Set task
Could you print every record below exactly as it appears?

Data for this exercise
┄┄┄┄┄┄┄┄┄┄┄┄┄┄┄┄┄┄┄┄
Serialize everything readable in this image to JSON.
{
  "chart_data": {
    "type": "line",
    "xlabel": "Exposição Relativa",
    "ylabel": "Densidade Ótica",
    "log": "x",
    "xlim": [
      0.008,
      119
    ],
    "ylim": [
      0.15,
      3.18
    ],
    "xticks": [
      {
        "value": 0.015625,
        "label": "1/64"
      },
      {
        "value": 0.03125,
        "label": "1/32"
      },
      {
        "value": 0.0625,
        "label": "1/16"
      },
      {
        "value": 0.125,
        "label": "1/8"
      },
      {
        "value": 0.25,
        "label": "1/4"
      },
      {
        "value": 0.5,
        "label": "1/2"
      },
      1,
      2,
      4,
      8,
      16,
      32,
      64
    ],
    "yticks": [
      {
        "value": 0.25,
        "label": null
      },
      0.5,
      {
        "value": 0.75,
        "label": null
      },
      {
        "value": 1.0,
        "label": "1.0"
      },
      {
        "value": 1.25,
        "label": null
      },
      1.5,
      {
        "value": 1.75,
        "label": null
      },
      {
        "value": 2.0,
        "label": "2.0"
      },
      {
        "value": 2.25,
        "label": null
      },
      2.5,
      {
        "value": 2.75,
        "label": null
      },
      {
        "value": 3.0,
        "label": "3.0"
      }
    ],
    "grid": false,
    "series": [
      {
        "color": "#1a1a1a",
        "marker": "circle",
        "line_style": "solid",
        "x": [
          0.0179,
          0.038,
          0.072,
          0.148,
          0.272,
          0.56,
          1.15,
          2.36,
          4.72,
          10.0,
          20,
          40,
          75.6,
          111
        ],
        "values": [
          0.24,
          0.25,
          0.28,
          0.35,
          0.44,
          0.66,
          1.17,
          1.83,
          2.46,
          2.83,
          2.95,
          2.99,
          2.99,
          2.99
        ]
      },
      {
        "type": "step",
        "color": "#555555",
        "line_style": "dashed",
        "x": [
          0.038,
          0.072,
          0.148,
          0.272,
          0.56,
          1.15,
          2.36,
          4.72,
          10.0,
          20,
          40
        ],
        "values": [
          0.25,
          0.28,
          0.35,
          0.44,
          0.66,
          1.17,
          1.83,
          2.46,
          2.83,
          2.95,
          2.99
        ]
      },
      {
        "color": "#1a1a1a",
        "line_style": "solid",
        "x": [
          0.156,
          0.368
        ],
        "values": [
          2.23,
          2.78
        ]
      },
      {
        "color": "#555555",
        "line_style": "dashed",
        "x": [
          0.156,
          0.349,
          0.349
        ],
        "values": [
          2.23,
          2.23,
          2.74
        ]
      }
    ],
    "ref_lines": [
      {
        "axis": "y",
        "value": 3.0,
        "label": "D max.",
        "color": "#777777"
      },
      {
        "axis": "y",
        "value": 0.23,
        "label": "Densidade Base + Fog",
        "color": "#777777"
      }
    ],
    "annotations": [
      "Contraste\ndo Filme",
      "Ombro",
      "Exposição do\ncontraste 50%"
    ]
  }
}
┄┄┄┄┄┄┄┄┄┄┄┄┄┄┄┄┄┄┄┄
Task output
Serialize everything readable in this image to JSON.
{
  "chart_data": {
    "type": "line",
    "xlabel": "Exposição Relativa",
    "ylabel": "Densidade Ótica",
    "log": "x",
    "xlim": [
      0.008,
      119
    ],
    "ylim": [
      0.15,
      3.18
    ],
    "xticks": [
      {
        "value": 0.015625,
        "label": "1/64"
      },
      {
        "value": 0.03125,
        "label": "1/32"
      },
      {
        "value": 0.0625,
        "label": "1/16"
      },
      {
        "value": 0.125,
        "label": "1/8"
      },
      {
        "value": 0.25,
        "label": "1/4"
      },
      {
        "value": 0.5,
        "label": "1/2"
      },
      1,
      2,
      4,
      8,
      16,
      32,
      64
    ],
    "yticks": [
      {
        "value": 0.25,
        "label": null
      },
      0.5,
      {
        "value": 0.75,
        "label": null
      },
      {
        "value": 1.0,
        "label": "1.0"
      },
      {
        "value": 1.25,
        "label": null
      },
      1.5,
      {
        "value": 1.75,
        "label": null
      },
      {
        "value": 2.0,
        "label": "2.0"
      },
      {
        "value": 2.25,
        "label": null
      },
      2.5,
      {
        "value": 2.75,
        "label": null
      },
      {
        "value": 3.0,
        "label": "3.0"
      }
    ],
    "grid": false,
    "series": [
      {
        "color": "#1a1a1a",
        "marker": "circle",
        "line_style": "solid",
        "x": [
          0.0179,
          0.038,
          0.072,
          0.148,
          0.272,
          0.56,
          1.15,
          2.36,
          4.72,
          10.0,
          20,
          40,
          75.6,
          111
        ],
        "values": [
          0.24,
          0.25,
          0.28,
          0.35,
          0.44,
          0.66,
          1.17,
          1.83,
          2.46,
          2.83,
          2.95,
          2.99,
          2.99,
          2.99
        ]
      },
      {
        "type": "step",
        "color": "#555555",
        "line_style": "dashed",
        "x": [
          0.038,
          0.072,
          0.148,
          0.272,
          0.56,
          1.15,
          2.36,
          4.72,
          10.0,
          20,
          40
        ],
        "values": [
          0.25,
          0.28,
          0.35,
          0.44,
          0.66,
          1.17,
          1.83,
          2.46,
          2.83,
          2.95,
          2.99
        ]
      },
      {
        "color": "#1a1a1a",
        "line_style": "solid",
        "x": [
          0.156,
          0.368
        ],
        "values": [
          2.23,
          2.78
        ]
      },
      {
        "color": "#555555",
        "line_style": "dashed",
        "x": [
          0.156,
          0.349,
          0.349
        ],
        "values": [
          2.23,
          2.23,
          2.74
        ]
      }
    ],
    "ref_lines": [
      {
        "axis": "y",
        "value": 3.0,
        "label": "D max.",
        "color": "#777777"
      },
      {
        "axis": "y",
        "value": 0.23,
        "label": "Densidade Base + Fog",
        "color": "#777777"
      }
    ],
    "annotations": [
      "Contraste\ndo Filme",
      "Ombro",
      "Exposição do\ncontraste 50%"
    ]
  }
}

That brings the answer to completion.